begin Source document

Matthew 23:37 — Jesus's Lament Over Jerusalem

Arminians claim this verse proves Jesus wanted to save everyone but couldn't. But Jesus addressed two different groups. Once you distinguish them, the Arminian reading collapses.

The Verse in Full

Let's begin with the text that Arminians often cite as proof that God's will to save can be thwarted by human choice:

ESV
"O Jerusalem, Jerusalem, the city that kills the prophets and stones those who are sent to it! How often would I have gathered your children together as a hen gathers her brood under her wings, and you were not willing!"
KJV
"O Jerusalem, Jerusalem, thou that killest the prophets, and stonest them which are sent unto thee, how often would I have gathered thy children together, even as a hen gathereth her chickens under her wings, and ye would not!"
NASB
"Jerusalem, Jerusalem, who kills the prophets and stones those sent to her! How often I wanted to gather your children together, the way a hen gathers her chicks under her wings, and you were unwilling."

The key question for Arminians: Doesn't this prove that Jesus wanted to save everyone but their free will prevented it? But notice something critical in the grammar: "I" wanted to gather "your children," but "you" were not willing. Two different groups. This distinction demolishes the Arminian reading.

The Arminian Interpretation

The Arminian Claim

"Jesus explicitly states He wanted to gather Jerusalem's children—meaning He wanted to save them. But they were 'not willing.' Jesus's desire to save was thwarted by their resistance and free will. This is the smoking gun. God's power is limited by human choice. Jesus couldn't save those who refused His call. This verse definitively refutes Reformed predestination."

This argument sounds compelling at first. But it collapses when we read the verse with proper attention to context, grammar, and the larger structure of Matthew 23.

The Context That Changes Everything

Read what Jesus says immediately before verse 37:

"Woe to you, scribes and Pharisees, hypocrites! For you lock people out of the kingdom of heaven. For you do not go in yourselves, and when others are going in, you stop them." — Matthew 23:13 (ESV)

Jesus is speaking directly to the scribes and Pharisees—the leaders of Jerusalem. Matthew 23 is entirely dedicated to seven woes pronounced against these religious authorities. This entire chapter is a condemnation of their hypocrisy and their blockade of the common people from the kingdom.

Who are "you" in verse 37? The scribes and Pharisees. The leaders Jesus has been addressing throughout the chapter.

Who are "your children"? The people of Jerusalem who were under the spiritual authority of these leaders.

end Source document
begin Material to process

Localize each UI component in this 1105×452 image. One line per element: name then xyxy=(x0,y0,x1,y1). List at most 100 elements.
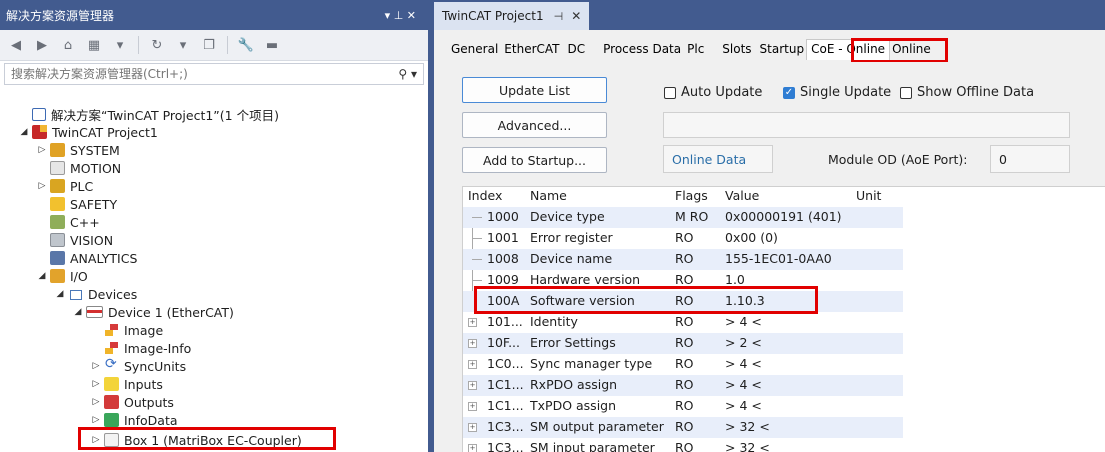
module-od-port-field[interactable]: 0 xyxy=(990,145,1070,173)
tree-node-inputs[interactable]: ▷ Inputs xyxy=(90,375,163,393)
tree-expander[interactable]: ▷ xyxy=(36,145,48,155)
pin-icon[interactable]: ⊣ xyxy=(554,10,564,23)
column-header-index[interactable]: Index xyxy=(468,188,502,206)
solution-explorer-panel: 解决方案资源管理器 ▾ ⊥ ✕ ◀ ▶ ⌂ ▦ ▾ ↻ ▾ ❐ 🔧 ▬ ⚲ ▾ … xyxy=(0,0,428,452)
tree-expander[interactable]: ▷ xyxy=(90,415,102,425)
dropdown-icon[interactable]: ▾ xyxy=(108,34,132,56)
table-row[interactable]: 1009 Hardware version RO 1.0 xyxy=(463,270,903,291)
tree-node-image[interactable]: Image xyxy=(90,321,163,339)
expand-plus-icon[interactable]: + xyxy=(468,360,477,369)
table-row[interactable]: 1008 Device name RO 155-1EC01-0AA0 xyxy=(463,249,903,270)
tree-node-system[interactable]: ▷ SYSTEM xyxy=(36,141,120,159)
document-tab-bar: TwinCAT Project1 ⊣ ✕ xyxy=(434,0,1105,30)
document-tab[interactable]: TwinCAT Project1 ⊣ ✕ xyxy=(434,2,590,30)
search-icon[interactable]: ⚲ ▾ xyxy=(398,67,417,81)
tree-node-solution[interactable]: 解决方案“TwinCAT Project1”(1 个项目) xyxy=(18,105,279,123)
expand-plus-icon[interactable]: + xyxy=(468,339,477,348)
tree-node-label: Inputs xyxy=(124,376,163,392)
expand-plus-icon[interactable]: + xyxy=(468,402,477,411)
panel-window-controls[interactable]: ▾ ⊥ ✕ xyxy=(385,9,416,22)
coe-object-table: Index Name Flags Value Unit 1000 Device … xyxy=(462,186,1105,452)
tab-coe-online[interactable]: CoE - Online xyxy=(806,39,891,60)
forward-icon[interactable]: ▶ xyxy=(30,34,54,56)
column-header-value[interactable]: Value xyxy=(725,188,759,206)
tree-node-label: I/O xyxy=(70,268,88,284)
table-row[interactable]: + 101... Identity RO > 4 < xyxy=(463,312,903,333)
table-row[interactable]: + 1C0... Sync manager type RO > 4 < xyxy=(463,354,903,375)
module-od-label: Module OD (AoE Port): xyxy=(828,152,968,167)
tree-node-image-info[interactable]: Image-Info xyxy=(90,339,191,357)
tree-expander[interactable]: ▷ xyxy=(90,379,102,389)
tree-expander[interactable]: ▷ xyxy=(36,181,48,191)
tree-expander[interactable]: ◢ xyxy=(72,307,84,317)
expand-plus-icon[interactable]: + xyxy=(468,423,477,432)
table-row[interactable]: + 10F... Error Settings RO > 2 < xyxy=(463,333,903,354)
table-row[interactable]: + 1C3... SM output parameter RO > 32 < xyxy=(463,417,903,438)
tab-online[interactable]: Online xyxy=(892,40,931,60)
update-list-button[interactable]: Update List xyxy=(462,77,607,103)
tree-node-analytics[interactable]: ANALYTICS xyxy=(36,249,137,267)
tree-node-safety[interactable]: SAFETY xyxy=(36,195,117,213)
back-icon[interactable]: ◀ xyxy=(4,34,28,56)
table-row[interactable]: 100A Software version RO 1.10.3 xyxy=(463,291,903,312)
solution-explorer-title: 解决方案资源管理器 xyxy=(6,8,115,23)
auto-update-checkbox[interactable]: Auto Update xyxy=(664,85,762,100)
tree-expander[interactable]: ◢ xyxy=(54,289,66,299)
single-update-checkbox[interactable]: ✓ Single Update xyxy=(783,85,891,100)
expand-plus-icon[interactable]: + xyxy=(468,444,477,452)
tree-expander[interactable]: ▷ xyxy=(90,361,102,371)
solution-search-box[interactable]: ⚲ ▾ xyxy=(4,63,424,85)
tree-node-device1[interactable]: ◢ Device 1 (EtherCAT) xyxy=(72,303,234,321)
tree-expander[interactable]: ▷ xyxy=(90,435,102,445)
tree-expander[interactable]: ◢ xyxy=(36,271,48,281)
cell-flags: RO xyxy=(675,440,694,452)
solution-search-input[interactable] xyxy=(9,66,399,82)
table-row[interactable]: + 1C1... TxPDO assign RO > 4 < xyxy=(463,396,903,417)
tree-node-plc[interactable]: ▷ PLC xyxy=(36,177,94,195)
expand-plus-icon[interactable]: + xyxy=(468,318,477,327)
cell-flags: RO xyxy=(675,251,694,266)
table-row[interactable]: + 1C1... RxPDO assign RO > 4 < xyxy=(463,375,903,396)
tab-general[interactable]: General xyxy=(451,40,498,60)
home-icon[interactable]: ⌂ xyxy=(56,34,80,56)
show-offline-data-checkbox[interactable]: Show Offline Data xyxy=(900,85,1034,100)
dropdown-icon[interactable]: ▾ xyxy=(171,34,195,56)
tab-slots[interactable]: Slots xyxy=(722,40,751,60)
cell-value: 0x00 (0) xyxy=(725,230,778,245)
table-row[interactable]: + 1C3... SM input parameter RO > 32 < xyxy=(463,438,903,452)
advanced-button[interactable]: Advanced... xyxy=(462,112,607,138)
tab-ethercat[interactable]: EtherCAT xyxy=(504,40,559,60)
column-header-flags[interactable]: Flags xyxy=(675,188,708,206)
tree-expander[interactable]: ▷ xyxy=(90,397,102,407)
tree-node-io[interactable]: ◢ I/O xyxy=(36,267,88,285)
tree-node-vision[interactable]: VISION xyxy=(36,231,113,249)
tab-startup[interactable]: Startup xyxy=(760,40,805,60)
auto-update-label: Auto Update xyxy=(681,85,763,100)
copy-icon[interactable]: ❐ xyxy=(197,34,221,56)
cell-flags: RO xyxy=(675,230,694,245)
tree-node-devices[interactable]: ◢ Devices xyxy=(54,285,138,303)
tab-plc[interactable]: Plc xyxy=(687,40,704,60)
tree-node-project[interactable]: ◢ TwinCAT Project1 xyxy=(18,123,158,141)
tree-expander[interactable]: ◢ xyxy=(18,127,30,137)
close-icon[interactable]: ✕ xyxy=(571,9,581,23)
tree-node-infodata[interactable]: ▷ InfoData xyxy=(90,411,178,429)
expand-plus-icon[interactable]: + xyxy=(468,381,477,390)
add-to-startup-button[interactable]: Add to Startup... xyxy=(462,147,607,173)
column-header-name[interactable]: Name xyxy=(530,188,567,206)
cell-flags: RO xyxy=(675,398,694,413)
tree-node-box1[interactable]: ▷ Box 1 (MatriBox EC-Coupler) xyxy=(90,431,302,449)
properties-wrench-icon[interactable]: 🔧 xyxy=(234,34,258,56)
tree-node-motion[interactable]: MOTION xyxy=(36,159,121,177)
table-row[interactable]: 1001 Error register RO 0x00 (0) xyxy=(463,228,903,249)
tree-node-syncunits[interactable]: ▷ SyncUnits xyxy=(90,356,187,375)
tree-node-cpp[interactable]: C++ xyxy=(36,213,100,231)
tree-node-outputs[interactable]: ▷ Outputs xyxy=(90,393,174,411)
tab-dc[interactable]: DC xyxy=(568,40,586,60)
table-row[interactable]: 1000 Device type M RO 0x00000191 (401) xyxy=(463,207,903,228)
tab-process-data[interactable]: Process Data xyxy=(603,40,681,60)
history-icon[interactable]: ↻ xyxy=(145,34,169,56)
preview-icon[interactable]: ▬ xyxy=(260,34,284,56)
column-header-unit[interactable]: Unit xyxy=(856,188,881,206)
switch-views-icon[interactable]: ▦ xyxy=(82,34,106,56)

end Material to process
begin Material to process

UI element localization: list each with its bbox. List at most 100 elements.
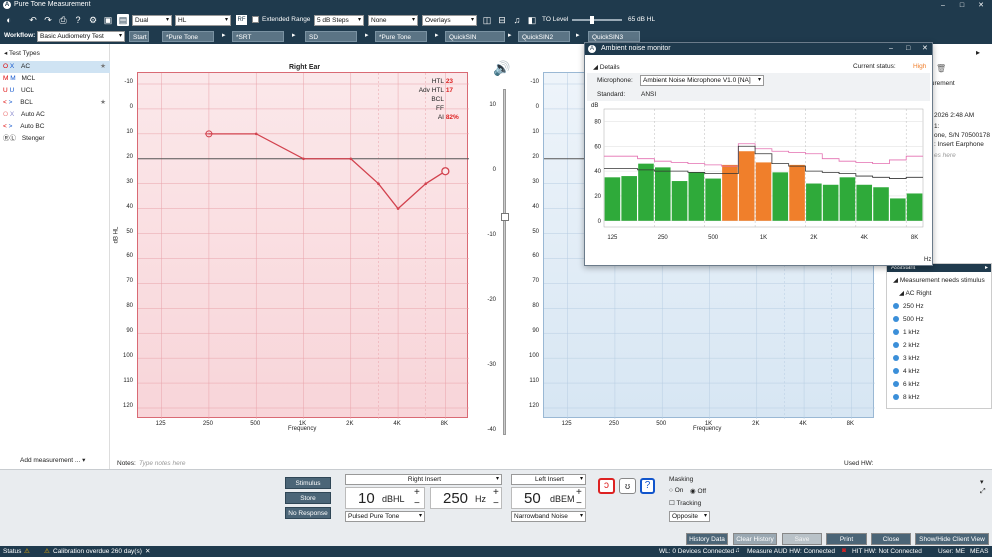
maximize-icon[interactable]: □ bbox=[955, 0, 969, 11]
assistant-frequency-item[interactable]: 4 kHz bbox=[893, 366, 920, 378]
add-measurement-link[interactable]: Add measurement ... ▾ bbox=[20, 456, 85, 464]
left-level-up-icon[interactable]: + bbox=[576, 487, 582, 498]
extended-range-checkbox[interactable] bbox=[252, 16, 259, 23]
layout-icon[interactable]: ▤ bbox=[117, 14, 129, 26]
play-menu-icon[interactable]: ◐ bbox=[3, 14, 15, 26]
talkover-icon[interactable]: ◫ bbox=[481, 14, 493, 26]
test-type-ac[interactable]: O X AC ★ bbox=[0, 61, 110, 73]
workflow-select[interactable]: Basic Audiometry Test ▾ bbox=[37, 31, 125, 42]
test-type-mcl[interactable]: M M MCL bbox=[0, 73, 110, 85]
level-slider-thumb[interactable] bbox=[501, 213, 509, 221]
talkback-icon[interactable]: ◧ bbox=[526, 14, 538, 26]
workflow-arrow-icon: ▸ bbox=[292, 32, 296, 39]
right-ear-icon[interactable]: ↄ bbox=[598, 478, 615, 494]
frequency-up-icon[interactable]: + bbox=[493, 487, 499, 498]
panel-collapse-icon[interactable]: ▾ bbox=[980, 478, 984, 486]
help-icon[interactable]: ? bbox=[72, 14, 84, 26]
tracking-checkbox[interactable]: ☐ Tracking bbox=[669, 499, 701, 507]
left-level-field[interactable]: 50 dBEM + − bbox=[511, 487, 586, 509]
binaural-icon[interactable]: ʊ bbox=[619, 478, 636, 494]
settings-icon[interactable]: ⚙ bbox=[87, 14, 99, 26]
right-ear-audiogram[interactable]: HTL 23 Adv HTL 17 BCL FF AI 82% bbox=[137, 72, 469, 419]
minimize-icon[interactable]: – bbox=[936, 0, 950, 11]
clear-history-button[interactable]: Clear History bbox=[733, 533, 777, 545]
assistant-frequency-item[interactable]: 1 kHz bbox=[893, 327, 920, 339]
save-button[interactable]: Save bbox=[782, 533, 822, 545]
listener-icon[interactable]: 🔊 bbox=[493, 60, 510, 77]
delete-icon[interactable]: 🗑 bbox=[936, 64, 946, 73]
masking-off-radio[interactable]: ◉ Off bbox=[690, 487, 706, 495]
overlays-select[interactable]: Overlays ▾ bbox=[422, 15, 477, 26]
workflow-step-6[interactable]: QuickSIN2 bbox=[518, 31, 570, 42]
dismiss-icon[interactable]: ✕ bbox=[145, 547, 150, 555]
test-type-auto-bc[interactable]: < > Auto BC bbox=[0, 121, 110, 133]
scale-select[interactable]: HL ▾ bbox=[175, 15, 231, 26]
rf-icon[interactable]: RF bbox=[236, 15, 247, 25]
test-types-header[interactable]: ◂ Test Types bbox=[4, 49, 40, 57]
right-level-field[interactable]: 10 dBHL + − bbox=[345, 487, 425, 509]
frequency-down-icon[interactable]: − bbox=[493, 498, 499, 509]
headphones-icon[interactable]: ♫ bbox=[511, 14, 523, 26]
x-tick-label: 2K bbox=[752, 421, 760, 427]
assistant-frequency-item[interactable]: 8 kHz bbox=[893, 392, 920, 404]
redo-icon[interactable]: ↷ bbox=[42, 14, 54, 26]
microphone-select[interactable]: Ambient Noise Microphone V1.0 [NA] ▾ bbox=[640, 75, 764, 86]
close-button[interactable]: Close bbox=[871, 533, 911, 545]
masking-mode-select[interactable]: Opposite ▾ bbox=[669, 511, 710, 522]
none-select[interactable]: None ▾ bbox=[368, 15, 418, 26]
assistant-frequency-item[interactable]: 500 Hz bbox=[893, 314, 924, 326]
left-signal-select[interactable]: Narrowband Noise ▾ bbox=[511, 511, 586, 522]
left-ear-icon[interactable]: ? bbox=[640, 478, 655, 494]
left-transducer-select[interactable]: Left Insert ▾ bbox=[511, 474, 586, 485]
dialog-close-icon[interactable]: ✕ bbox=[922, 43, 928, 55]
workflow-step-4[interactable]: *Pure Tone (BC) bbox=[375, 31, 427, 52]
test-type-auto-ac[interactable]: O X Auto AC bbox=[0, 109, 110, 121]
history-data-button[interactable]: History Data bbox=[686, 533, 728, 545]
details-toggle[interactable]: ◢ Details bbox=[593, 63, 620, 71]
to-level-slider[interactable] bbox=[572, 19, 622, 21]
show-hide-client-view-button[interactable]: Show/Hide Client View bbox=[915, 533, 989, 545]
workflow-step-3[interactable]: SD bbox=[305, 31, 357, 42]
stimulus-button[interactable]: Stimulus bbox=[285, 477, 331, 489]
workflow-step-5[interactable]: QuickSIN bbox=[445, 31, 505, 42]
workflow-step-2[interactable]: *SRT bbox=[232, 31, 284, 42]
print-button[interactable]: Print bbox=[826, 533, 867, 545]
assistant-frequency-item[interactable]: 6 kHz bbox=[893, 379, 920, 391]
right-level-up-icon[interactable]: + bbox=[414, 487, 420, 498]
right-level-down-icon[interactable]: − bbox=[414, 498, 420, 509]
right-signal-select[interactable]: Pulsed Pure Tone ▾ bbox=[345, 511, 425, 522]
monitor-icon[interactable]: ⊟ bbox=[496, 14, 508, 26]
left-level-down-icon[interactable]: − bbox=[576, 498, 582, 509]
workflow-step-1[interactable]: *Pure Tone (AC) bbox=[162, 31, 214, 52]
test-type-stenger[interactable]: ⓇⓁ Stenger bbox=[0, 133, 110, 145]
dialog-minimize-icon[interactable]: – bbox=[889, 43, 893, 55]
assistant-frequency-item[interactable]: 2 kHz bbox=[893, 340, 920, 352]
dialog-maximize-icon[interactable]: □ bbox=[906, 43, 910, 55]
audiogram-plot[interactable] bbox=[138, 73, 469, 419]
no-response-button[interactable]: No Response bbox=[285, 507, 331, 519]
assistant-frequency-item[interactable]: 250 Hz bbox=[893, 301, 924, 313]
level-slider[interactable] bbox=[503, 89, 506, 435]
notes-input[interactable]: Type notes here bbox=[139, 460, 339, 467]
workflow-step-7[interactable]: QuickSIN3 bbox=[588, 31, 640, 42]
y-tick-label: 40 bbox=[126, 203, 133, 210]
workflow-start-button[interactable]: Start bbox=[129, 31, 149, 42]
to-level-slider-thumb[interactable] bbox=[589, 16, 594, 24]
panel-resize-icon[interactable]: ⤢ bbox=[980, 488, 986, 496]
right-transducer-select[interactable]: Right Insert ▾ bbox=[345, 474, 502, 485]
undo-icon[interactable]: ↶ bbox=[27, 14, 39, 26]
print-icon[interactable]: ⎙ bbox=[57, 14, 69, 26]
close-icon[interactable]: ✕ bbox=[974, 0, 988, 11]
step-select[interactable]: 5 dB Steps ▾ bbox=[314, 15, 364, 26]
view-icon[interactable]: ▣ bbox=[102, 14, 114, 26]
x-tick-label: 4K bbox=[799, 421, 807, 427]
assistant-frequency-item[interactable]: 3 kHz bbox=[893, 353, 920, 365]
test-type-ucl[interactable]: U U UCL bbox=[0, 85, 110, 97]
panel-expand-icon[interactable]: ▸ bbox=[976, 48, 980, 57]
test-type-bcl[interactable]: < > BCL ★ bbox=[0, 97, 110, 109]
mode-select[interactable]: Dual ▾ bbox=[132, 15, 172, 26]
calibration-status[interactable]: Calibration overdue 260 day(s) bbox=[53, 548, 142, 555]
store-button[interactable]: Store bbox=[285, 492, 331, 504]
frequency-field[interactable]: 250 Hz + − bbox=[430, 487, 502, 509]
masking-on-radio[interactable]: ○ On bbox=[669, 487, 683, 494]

end Material to process

▶ **Stated goal A**:
Answer these questions about the text on Matthew 23:37:
(i) How many woes does the text say Matthew 23 pronounces against the religious authorities?
(ii) In the NASB wording of the verse, what does the hen gather under her wings?
(iii) Whom does the text identify as "your children" in verse 37?
▶ **Stated goal B**:
In the records, switch "tree-expander" to "tree-toggle" across the stretch from the line containing "module-od-port-field[interactable]: 0 xyxy=(990,145,1070,173)" through the line containing "column-header-index[interactable]: Index xyxy=(468,188,502,206)". Return only those lines.

▶ **Worked solution A**:
(i) Seven.
(ii) Her chicks.
(iii) The people of Jerusalem under the spiritual authority of the scribes and Pharisees.

▶ **Worked solution B**:
module-od-port-field[interactable]: 0 xyxy=(990,145,1070,173)
tree-node-inputs[interactable]: ▷ Inputs xyxy=(90,375,163,393)
tree-toggle[interactable]: ▷ xyxy=(36,145,48,155)
pin-icon[interactable]: ⊣ xyxy=(554,10,564,23)
column-header-index[interactable]: Index xyxy=(468,188,502,206)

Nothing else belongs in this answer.